---- SUPPLIED ENTRIES
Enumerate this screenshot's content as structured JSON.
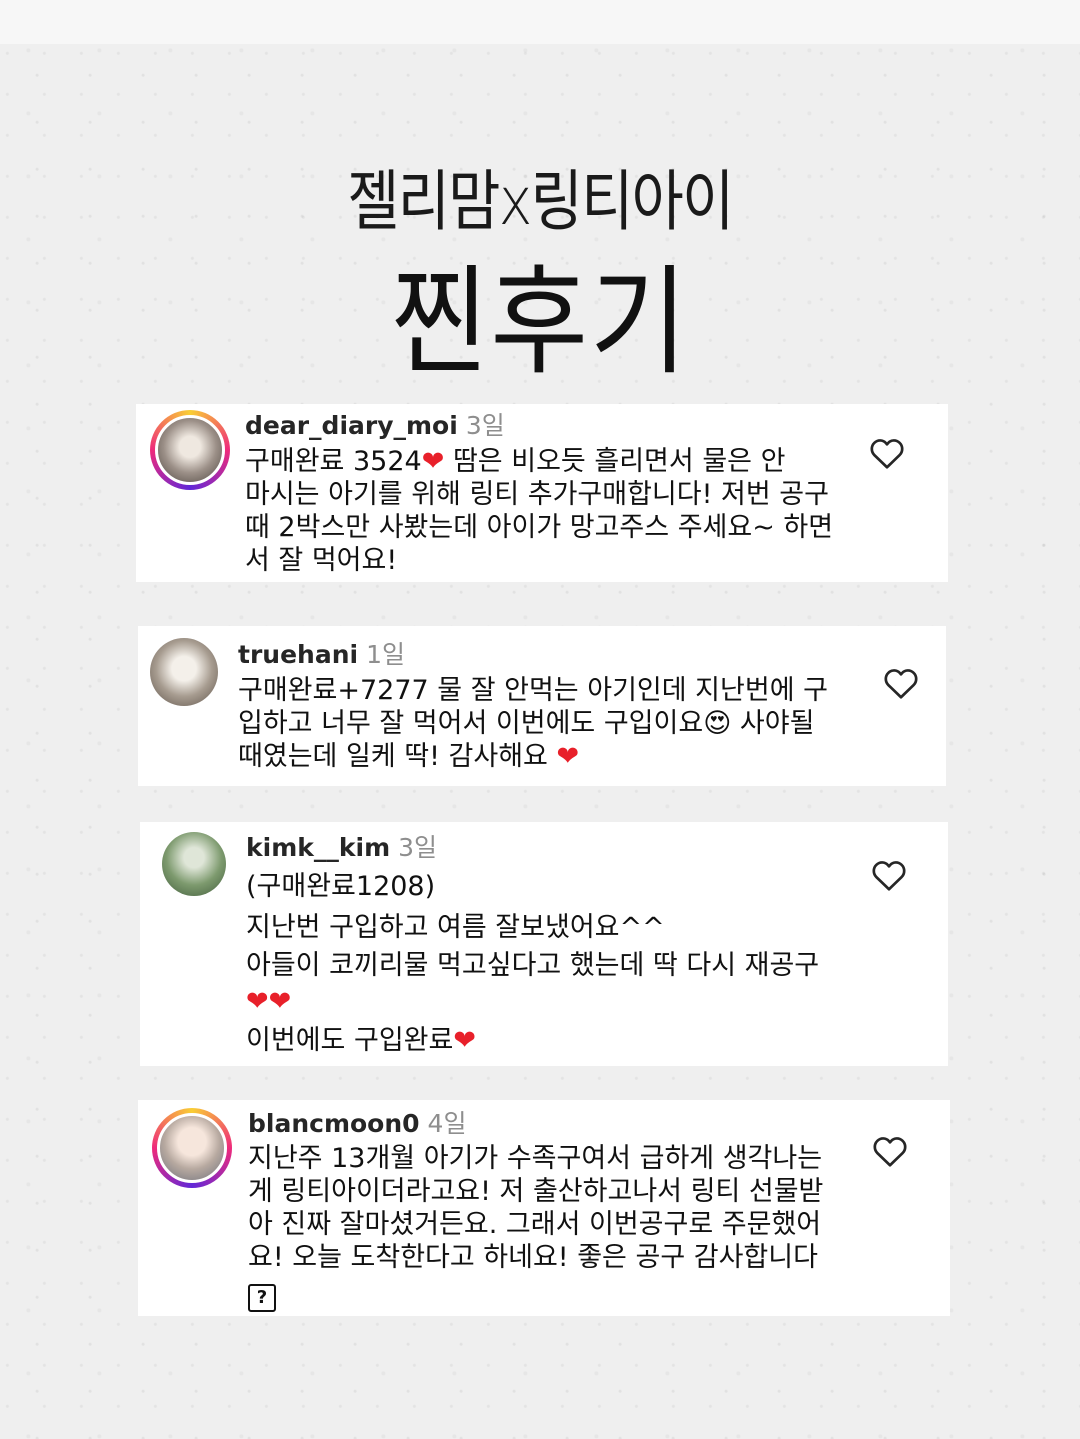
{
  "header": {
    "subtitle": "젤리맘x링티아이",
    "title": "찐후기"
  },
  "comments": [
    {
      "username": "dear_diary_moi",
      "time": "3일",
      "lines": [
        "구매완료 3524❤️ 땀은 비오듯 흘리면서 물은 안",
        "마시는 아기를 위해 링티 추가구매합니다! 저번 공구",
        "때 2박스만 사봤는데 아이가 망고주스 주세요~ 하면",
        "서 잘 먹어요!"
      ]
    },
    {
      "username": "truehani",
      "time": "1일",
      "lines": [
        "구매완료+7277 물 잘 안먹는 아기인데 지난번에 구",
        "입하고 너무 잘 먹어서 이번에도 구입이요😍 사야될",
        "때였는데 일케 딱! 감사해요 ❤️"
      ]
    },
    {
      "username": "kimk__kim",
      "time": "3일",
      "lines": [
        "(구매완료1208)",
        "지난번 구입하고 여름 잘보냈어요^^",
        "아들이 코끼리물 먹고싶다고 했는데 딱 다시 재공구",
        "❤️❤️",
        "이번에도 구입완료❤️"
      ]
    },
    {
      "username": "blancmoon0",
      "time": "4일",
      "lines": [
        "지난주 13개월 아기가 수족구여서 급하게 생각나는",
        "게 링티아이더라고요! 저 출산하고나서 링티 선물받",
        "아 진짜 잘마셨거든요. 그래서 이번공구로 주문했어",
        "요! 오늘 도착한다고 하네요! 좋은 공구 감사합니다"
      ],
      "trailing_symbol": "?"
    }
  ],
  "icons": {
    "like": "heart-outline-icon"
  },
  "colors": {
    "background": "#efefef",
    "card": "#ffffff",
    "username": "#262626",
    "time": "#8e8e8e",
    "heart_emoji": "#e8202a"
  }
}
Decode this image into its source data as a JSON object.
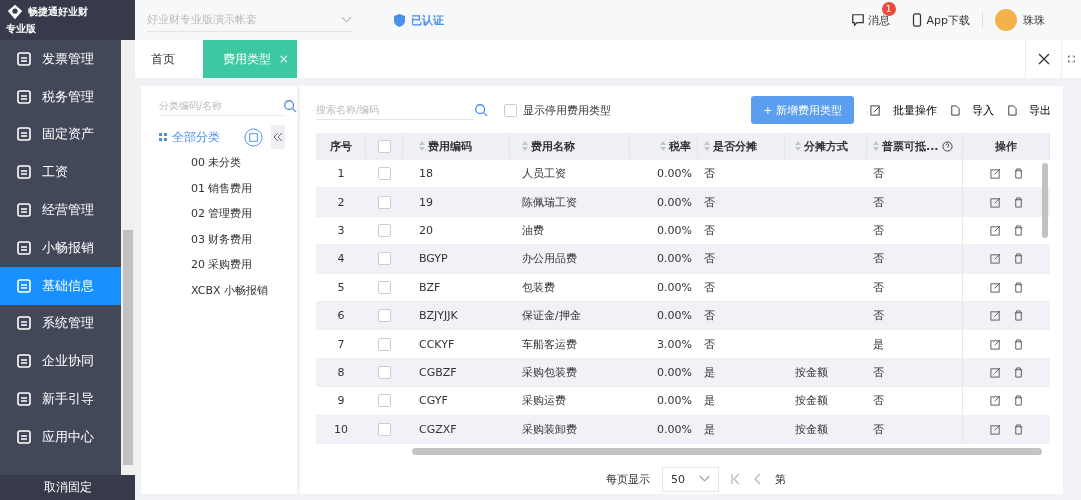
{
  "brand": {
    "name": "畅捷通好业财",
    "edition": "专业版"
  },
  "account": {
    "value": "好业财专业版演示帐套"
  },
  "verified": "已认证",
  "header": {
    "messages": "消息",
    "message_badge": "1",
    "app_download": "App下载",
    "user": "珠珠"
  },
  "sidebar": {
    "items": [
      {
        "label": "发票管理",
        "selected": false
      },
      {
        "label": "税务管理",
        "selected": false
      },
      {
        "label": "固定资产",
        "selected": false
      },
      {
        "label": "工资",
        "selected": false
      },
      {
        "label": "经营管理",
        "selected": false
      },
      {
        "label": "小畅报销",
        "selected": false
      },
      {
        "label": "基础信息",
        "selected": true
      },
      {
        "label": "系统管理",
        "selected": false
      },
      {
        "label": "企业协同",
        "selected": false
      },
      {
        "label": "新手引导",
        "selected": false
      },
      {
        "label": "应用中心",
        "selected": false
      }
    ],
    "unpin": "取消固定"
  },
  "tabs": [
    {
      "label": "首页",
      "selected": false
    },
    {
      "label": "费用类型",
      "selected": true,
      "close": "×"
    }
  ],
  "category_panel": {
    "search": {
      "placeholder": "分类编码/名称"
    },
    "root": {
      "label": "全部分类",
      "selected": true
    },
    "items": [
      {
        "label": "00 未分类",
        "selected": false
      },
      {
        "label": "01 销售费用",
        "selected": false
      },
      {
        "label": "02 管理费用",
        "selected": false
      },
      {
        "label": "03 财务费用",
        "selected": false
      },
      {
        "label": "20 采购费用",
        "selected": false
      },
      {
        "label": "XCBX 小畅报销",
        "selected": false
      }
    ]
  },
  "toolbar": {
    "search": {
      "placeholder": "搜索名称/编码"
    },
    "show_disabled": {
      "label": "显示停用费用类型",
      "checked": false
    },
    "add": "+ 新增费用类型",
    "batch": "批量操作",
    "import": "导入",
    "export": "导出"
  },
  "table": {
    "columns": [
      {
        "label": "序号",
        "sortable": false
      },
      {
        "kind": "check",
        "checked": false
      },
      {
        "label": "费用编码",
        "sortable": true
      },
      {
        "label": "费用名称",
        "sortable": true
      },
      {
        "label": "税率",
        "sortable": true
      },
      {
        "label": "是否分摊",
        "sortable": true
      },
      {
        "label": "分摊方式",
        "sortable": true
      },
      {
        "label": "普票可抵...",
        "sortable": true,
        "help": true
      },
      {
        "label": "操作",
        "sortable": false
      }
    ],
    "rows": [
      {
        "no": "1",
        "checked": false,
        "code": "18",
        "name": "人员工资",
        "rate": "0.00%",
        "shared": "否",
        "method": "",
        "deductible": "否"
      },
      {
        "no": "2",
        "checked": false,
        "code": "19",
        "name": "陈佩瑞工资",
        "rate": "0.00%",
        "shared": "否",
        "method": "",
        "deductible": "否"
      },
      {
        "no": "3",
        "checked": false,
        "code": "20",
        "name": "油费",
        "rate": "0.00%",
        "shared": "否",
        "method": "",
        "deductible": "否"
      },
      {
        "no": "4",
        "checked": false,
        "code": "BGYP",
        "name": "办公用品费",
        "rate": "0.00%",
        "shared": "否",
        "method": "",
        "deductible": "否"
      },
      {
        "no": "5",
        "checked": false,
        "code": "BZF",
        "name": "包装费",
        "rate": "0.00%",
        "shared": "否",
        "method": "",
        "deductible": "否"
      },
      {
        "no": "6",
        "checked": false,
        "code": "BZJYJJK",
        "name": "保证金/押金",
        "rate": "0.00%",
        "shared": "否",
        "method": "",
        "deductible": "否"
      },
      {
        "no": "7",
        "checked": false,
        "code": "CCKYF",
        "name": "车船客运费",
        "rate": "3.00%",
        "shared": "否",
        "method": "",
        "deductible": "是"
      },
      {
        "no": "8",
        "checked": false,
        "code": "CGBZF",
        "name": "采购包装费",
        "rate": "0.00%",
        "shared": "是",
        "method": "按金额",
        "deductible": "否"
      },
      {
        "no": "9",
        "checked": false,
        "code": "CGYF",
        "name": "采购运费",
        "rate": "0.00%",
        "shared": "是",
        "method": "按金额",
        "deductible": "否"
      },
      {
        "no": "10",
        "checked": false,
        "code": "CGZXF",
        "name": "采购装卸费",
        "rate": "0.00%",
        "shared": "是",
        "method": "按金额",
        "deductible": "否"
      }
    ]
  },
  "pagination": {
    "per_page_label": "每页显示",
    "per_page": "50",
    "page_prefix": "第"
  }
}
--------
### WORK REQUIRED
Exactly as written, return every line of the listing, but not the pictures.

### COMPLETED TASK
Enumerate this screenshot's content as structured JSON.
{
  "header": {
    "subtitle": "젤리맘x링티아이",
    "title": "찐후기"
  },
  "comments": [
    {
      "username": "dear_diary_moi",
      "time": "3일",
      "lines": [
        "구매완료 3524❤️ 땀은 비오듯 흘리면서 물은 안",
        "마시는 아기를 위해 링티 추가구매합니다! 저번 공구",
        "때 2박스만 사봤는데 아이가 망고주스 주세요~ 하면",
        "서 잘 먹어요!"
      ]
    },
    {
      "username": "truehani",
      "time": "1일",
      "lines": [
        "구매완료+7277 물 잘 안먹는 아기인데 지난번에 구",
        "입하고 너무 잘 먹어서 이번에도 구입이요😍 사야될",
        "때였는데 일케 딱! 감사해요 ❤️"
      ]
    },
    {
      "username": "kimk__kim",
      "time": "3일",
      "lines": [
        "(구매완료1208)",
        "지난번 구입하고 여름 잘보냈어요^^",
        "아들이 코끼리물 먹고싶다고 했는데 딱 다시 재공구",
        "❤️❤️",
        "이번에도 구입완료❤️"
      ]
    },
    {
      "username": "blancmoon0",
      "time": "4일",
      "lines": [
        "지난주 13개월 아기가 수족구여서 급하게 생각나는",
        "게 링티아이더라고요! 저 출산하고나서 링티 선물받",
        "아 진짜 잘마셨거든요. 그래서 이번공구로 주문했어",
        "요! 오늘 도착한다고 하네요! 좋은 공구 감사합니다"
      ],
      "trailing_symbol": "?"
    }
  ],
  "icons": {
    "like": "heart-outline-icon"
  },
  "colors": {
    "background": "#efefef",
    "card": "#ffffff",
    "username": "#262626",
    "time": "#8e8e8e",
    "heart_emoji": "#e8202a"
  }
}
Decode this image into its source data as a JSON object.
{
  "brand": {
    "name": "畅捷通好业财",
    "edition": "专业版"
  },
  "account": {
    "value": "好业财专业版演示帐套"
  },
  "verified": "已认证",
  "header": {
    "messages": "消息",
    "message_badge": "1",
    "app_download": "App下载",
    "user": "珠珠"
  },
  "sidebar": {
    "items": [
      {
        "label": "发票管理",
        "selected": false
      },
      {
        "label": "税务管理",
        "selected": false
      },
      {
        "label": "固定资产",
        "selected": false
      },
      {
        "label": "工资",
        "selected": false
      },
      {
        "label": "经营管理",
        "selected": false
      },
      {
        "label": "小畅报销",
        "selected": false
      },
      {
        "label": "基础信息",
        "selected": true
      },
      {
        "label": "系统管理",
        "selected": false
      },
      {
        "label": "企业协同",
        "selected": false
      },
      {
        "label": "新手引导",
        "selected": false
      },
      {
        "label": "应用中心",
        "selected": false
      }
    ],
    "unpin": "取消固定"
  },
  "tabs": [
    {
      "label": "首页",
      "selected": false
    },
    {
      "label": "费用类型",
      "selected": true,
      "close": "×"
    }
  ],
  "category_panel": {
    "search": {
      "placeholder": "分类编码/名称"
    },
    "root": {
      "label": "全部分类",
      "selected": true
    },
    "items": [
      {
        "label": "00 未分类",
        "selected": false
      },
      {
        "label": "01 销售费用",
        "selected": false
      },
      {
        "label": "02 管理费用",
        "selected": false
      },
      {
        "label": "03 财务费用",
        "selected": false
      },
      {
        "label": "20 采购费用",
        "selected": false
      },
      {
        "label": "XCBX 小畅报销",
        "selected": false
      }
    ]
  },
  "toolbar": {
    "search": {
      "placeholder": "搜索名称/编码"
    },
    "show_disabled": {
      "label": "显示停用费用类型",
      "checked": false
    },
    "add": "+ 新增费用类型",
    "batch": "批量操作",
    "import": "导入",
    "export": "导出"
  },
  "table": {
    "columns": [
      {
        "label": "序号",
        "sortable": false
      },
      {
        "kind": "check",
        "checked": false
      },
      {
        "label": "费用编码",
        "sortable": true
      },
      {
        "label": "费用名称",
        "sortable": true
      },
      {
        "label": "税率",
        "sortable": true
      },
      {
        "label": "是否分摊",
        "sortable": true
      },
      {
        "label": "分摊方式",
        "sortable": true
      },
      {
        "label": "普票可抵...",
        "sortable": true,
        "help": true
      },
      {
        "label": "操作",
        "sortable": false
      }
    ],
    "rows": [
      {
        "no": "1",
        "checked": false,
        "code": "18",
        "name": "人员工资",
        "rate": "0.00%",
        "shared": "否",
        "method": "",
        "deductible": "否"
      },
      {
        "no": "2",
        "checked": false,
        "code": "19",
        "name": "陈佩瑞工资",
        "rate": "0.00%",
        "shared": "否",
        "method": "",
        "deductible": "否"
      },
      {
        "no": "3",
        "checked": false,
        "code": "20",
        "name": "油费",
        "rate": "0.00%",
        "shared": "否",
        "method": "",
        "deductible": "否"
      },
      {
        "no": "4",
        "checked": false,
        "code": "BGYP",
        "name": "办公用品费",
        "rate": "0.00%",
        "shared": "否",
        "method": "",
        "deductible": "否"
      },
      {
        "no": "5",
        "checked": false,
        "code": "BZF",
        "name": "包装费",
        "rate": "0.00%",
        "shared": "否",
        "method": "",
        "deductible": "否"
      },
      {
        "no": "6",
        "checked": false,
        "code": "BZJYJJK",
        "name": "保证金/押金",
        "rate": "0.00%",
        "shared": "否",
        "method": "",
        "deductible": "否"
      },
      {
        "no": "7",
        "checked": false,
        "code": "CCKYF",
        "name": "车船客运费",
        "rate": "3.00%",
        "shared": "否",
        "method": "",
        "deductible": "是"
      },
      {
        "no": "8",
        "checked": false,
        "code": "CGBZF",
        "name": "采购包装费",
        "rate": "0.00%",
        "shared": "是",
        "method": "按金额",
        "deductible": "否"
      },
      {
        "no": "9",
        "checked": false,
        "code": "CGYF",
        "name": "采购运费",
        "rate": "0.00%",
        "shared": "是",
        "method": "按金额",
        "deductible": "否"
      },
      {
        "no": "10",
        "checked": false,
        "code": "CGZXF",
        "name": "采购装卸费",
        "rate": "0.00%",
        "shared": "是",
        "method": "按金额",
        "deductible": "否"
      }
    ]
  },
  "pagination": {
    "per_page_label": "每页显示",
    "per_page": "50",
    "page_prefix": "第"
  }
}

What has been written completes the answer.